YOUR GOAL: Whatever appears in the records, write it out again exactly.
*** RECORDS SHOWN ***
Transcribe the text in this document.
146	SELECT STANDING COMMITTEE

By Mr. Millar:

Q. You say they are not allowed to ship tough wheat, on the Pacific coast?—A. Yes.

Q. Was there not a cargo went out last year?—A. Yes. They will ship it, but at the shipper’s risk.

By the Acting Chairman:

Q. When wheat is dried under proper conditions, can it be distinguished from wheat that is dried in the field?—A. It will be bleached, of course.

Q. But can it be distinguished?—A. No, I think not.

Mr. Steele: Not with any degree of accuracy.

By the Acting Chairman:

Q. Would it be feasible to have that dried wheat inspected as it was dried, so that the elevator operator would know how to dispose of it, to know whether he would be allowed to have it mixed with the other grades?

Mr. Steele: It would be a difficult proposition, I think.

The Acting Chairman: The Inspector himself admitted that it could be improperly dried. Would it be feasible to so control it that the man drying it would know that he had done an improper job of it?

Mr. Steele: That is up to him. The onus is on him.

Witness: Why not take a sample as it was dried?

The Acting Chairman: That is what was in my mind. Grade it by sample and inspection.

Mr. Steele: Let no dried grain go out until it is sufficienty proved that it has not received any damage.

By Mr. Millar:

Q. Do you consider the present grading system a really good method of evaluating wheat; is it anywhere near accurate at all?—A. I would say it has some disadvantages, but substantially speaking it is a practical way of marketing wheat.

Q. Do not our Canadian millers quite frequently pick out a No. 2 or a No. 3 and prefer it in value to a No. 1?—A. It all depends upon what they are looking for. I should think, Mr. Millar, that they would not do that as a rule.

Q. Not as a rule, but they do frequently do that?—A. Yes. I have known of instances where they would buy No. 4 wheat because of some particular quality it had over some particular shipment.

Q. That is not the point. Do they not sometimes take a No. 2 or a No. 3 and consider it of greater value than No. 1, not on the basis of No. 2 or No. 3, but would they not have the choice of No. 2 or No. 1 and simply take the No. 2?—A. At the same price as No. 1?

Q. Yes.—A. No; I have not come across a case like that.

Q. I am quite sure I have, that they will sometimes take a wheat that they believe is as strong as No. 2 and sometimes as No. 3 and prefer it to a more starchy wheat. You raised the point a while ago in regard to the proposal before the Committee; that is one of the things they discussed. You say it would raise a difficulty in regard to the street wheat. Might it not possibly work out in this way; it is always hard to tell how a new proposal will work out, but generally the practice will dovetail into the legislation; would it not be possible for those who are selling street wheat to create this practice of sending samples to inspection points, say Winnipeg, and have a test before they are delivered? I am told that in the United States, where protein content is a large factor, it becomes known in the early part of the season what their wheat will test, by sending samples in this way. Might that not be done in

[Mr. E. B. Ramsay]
*** End of RECORDS SHOWN ***
EXPECTED OUTPUT:
Transcribe the text in this document.
146	SELECT STANDING COMMITTEE

By Mr. Millar:

Q. You say they are not allowed to ship tough wheat, on the Pacific coast?—A. Yes.

Q. Was there not a cargo went out last year?—A. Yes. They will ship it, but at the shipper’s risk.

By the Acting Chairman:

Q. When wheat is dried under proper conditions, can it be distinguished from wheat that is dried in the field?—A. It will be bleached, of course.

Q. But can it be distinguished?—A. No, I think not.

Mr. Steele: Not with any degree of accuracy.

By the Acting Chairman:

Q. Would it be feasible to have that dried wheat inspected as it was dried, so that the elevator operator would know how to dispose of it, to know whether he would be allowed to have it mixed with the other grades?

Mr. Steele: It would be a difficult proposition, I think.

The Acting Chairman: The Inspector himself admitted that it could be improperly dried. Would it be feasible to so control it that the man drying it would know that he had done an improper job of it?

Mr. Steele: That is up to him. The onus is on him.

Witness: Why not take a sample as it was dried?

The Acting Chairman: That is what was in my mind. Grade it by sample and inspection.

Mr. Steele: Let no dried grain go out until it is sufficienty proved that it has not received any damage.

By Mr. Millar:

Q. Do you consider the present grading system a really good method of evaluating wheat; is it anywhere near accurate at all?—A. I would say it has some disadvantages, but substantially speaking it is a practical way of marketing wheat.

Q. Do not our Canadian millers quite frequently pick out a No. 2 or a No. 3 and prefer it in value to a No. 1?—A. It all depends upon what they are looking for. I should think, Mr. Millar, that they would not do that as a rule.

Q. Not as a rule, but they do frequently do that?—A. Yes. I have known of instances where they would buy No. 4 wheat because of some particular quality it had over some particular shipment.

Q. That is not the point. Do they not sometimes take a No. 2 or a No. 3 and consider it of greater value than No. 1, not on the basis of No. 2 or No. 3, but would they not have the choice of No. 2 or No. 1 and simply take the No. 2?—A. At the same price as No. 1?

Q. Yes.—A. No; I have not come across a case like that.

Q. I am quite sure I have, that they will sometimes take a wheat that they believe is as strong as No. 2 and sometimes as No. 3 and prefer it to a more starchy wheat. You raised the point a while ago in regard to the proposal before the Committee; that is one of the things they discussed. You say it would raise a difficulty in regard to the street wheat. Might it not possibly work out in this way; it is always hard to tell how a new proposal will work out, but generally the practice will dovetail into the legislation; would it not be possible for those who are selling street wheat to create this practice of sending samples to inspection points, say Winnipeg, and have a test before they are delivered? I am told that in the United States, where protein content is a large factor, it becomes known in the early part of the season what their wheat will test, by sending samples in this way. Might that not be done in

[Mr. E. B. Ramsay]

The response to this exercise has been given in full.